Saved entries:
*****

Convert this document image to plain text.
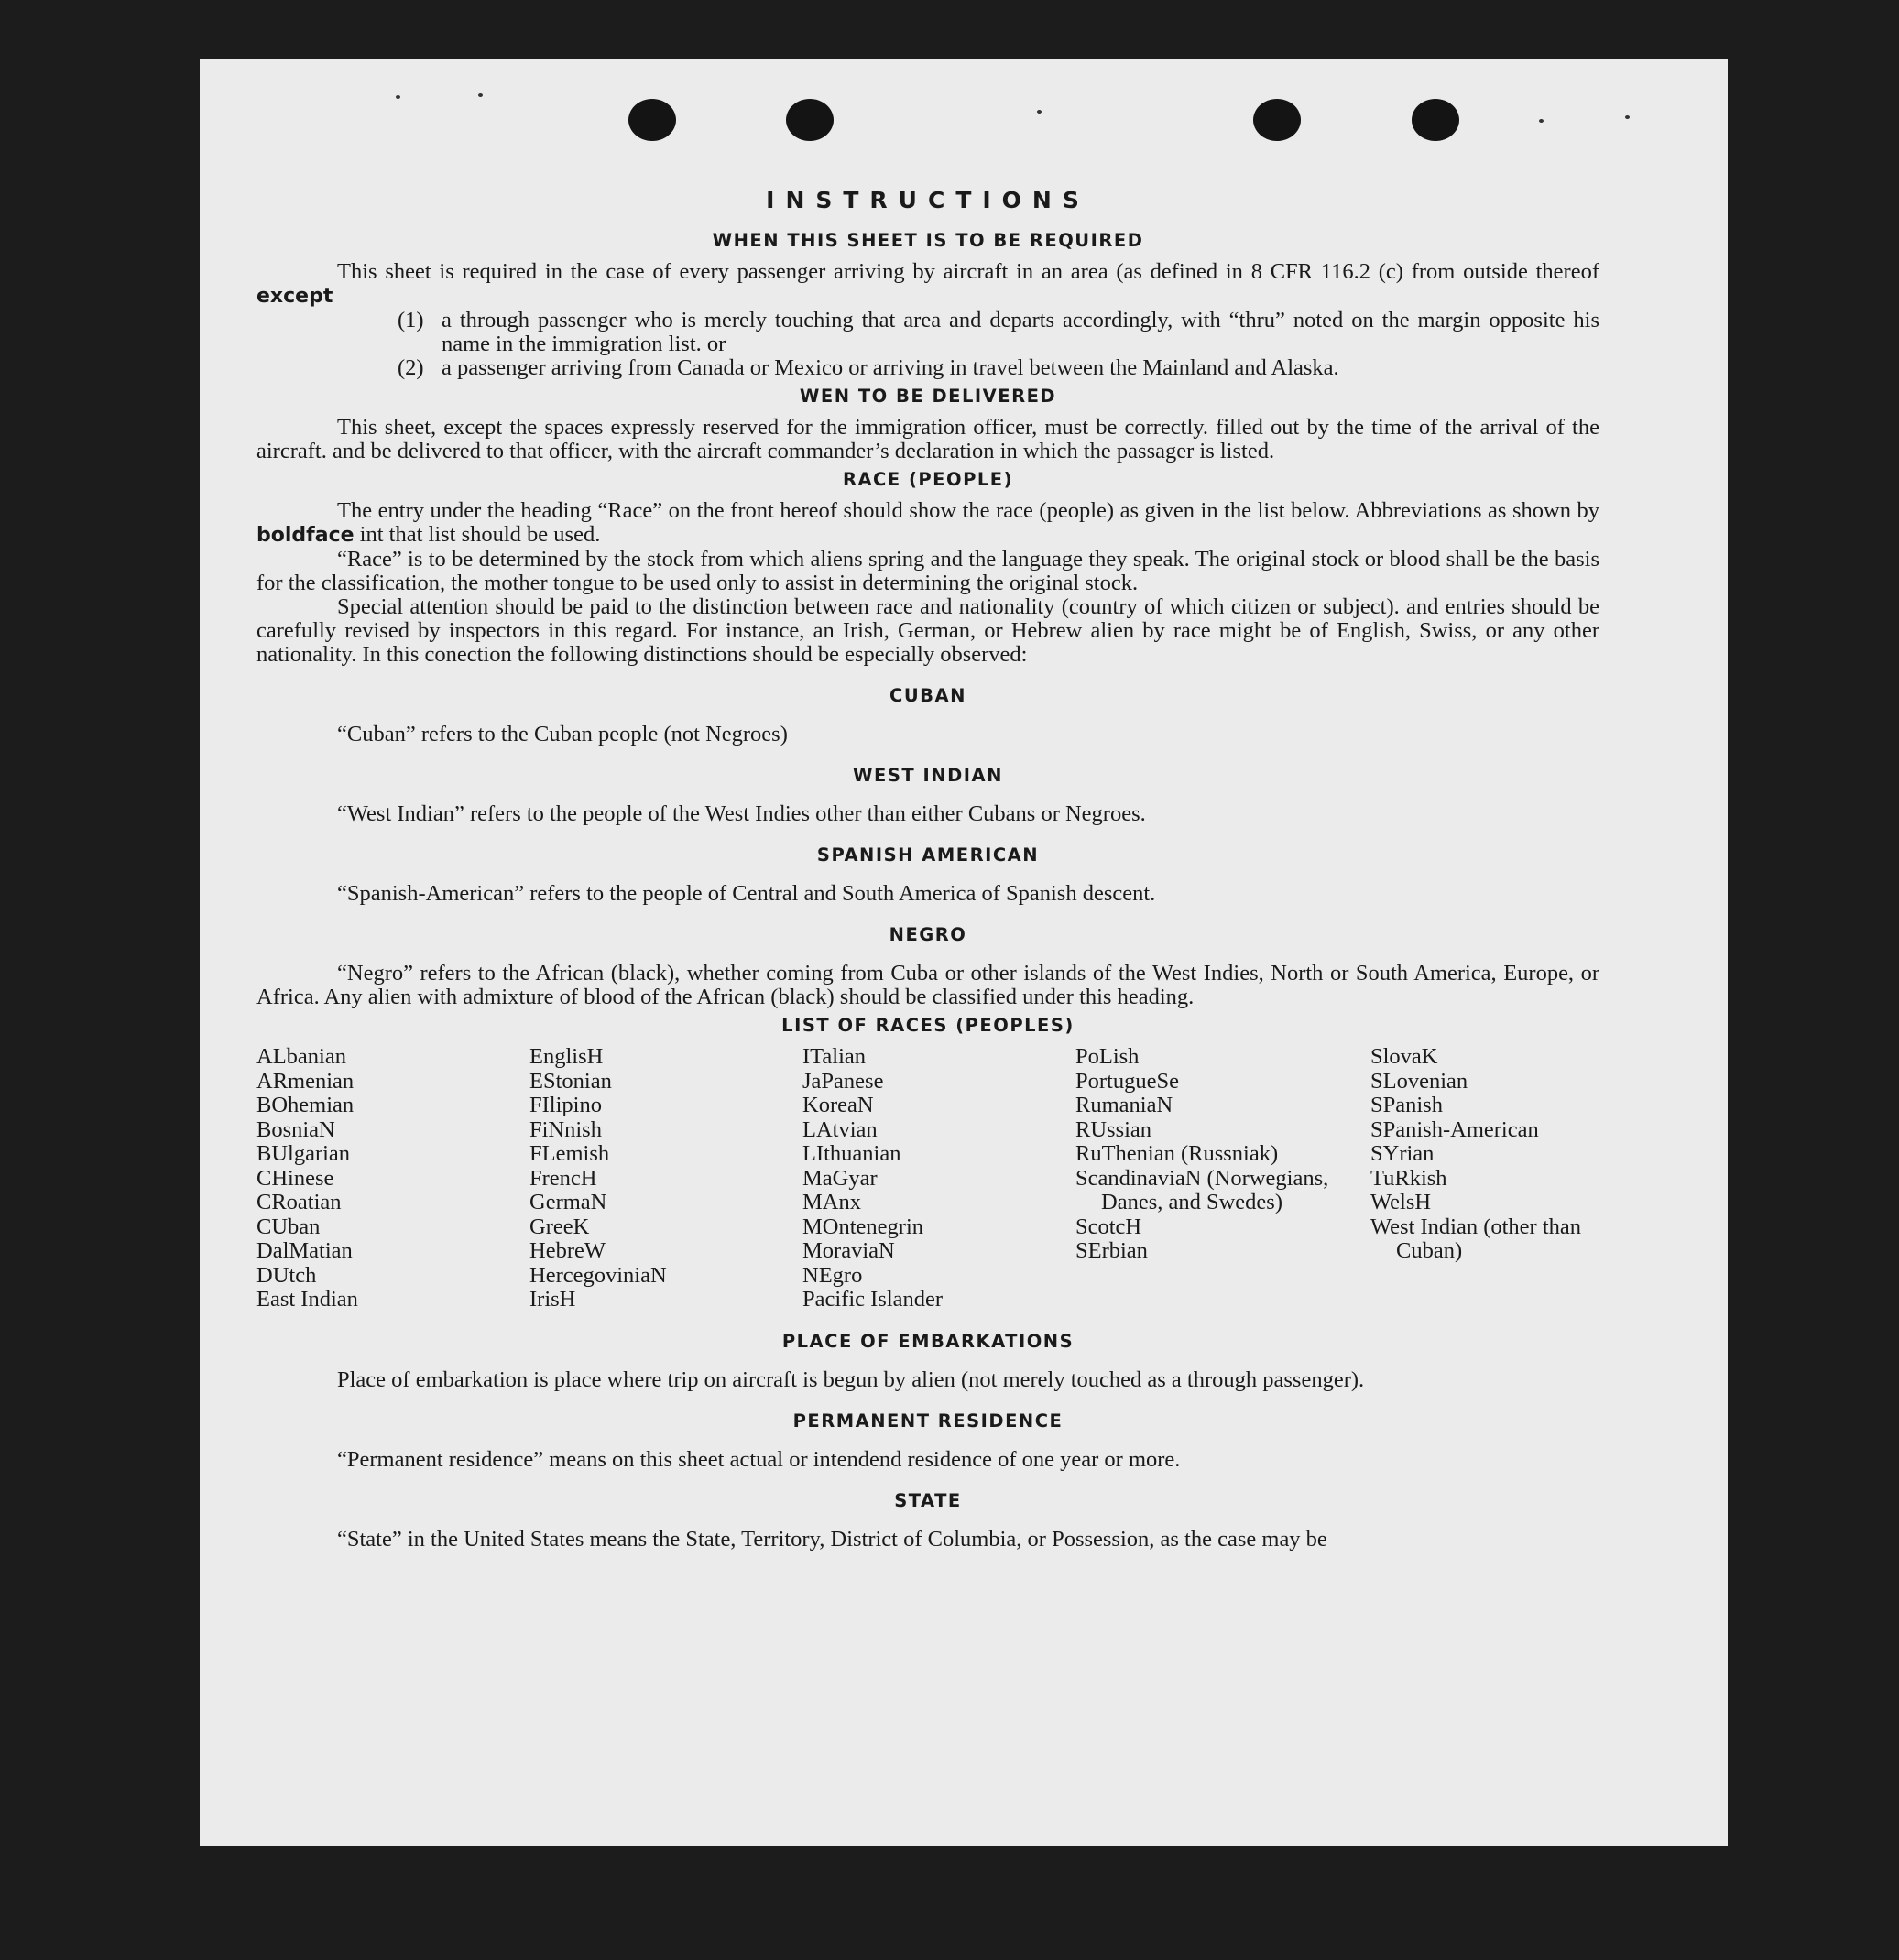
INSTRUCTIONS
WHEN THIS SHEET IS TO BE REQUIRED

This sheet is required in the case of every passenger arriving by aircraft in an area (as defined in 8 CFR 116.2 (c) from outside thereof except

(1) a through passenger who is merely touching that area and departs accordingly, with “thru” noted on the margin opposite his name in the immigration list. or
(2) a passenger arriving from Canada or Mexico or arriving in travel between the Mainland and Alaska.
WEN TO BE DELIVERED

This sheet, except the spaces expressly reserved for the immigration officer, must be correctly. filled out by the time of the arrival of the aircraft. and be delivered to that officer, with the aircraft commander’s declaration in which the passager is listed.

RACE (PEOPLE)

The entry under the heading “Race” on the front hereof should show the race (people) as given in the list below. Abbreviations as shown by boldface int that list should be used.

“Race” is to be determined by the stock from which aliens spring and the language they speak. The original stock or blood shall be the basis for the classification, the mother tongue to be used only to assist in determining the original stock.

Special attention should be paid to the distinction between race and nationality (country of which citizen or subject). and entries should be carefully revised by inspectors in this regard. For instance, an Irish, German, or Hebrew alien by race might be of English, Swiss, or any other nationality. In this conection the following distinctions should be especially observed:

CUBAN

“Cuban” refers to the Cuban people (not Negroes)

WEST INDIAN

“West Indian” refers to the people of the West Indies other than either Cubans or Negroes.

SPANISH AMERICAN

“Spanish-American” refers to the people of Central and South America of Spanish descent.

NEGRO

“Negro” refers to the African (black), whether coming from Cuba or other islands of the West Indies, North or South America, Europe, or Africa. Any alien with admixture of blood of the African (black) should be classified under this heading.

LIST OF RACES (PEOPLES)
ALbanian
ARmenian
BOhemian
BosniaN
BUlgarian
CHinese
CRoatian
CUban
DalMatian
DUtch
East Indian
EnglisH
EStonian
FIlipino
FiNnish
FLemish
FrencH
GermaN
GreeK
HebreW
HercegoviniaN
IrisH
ITalian
JaPanese
KoreaN
LAtvian
LIthuanian
MaGyar
MAnx
MOntenegrin
MoraviaN
NEgro
Pacific Islander
PoLish
PortugueSe
RumaniaN
RUssian
RuThenian (Russniak)
ScandinaviaN (Norwegians, Danes, and Swedes)
ScotcH
SErbian
SlovaK
SLovenian
SPanish
SPanish-American
SYrian
TuRkish
WelsH
West Indian (other than Cuban)
PLACE OF EMBARKATIONS

Place of embarkation is place where trip on aircraft is begun by alien (not merely touched as a through passenger).

PERMANENT RESIDENCE

“Permanent residence” means on this sheet actual or intendend residence of one year or more.

STATE

“State” in the United States means the State, Territory, District of Columbia, or Possession, as the case may be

*****

YOUR GOAL:
Using the data above, say how many lines include "that". No other reply is needed.

TASK RESPONSE:
3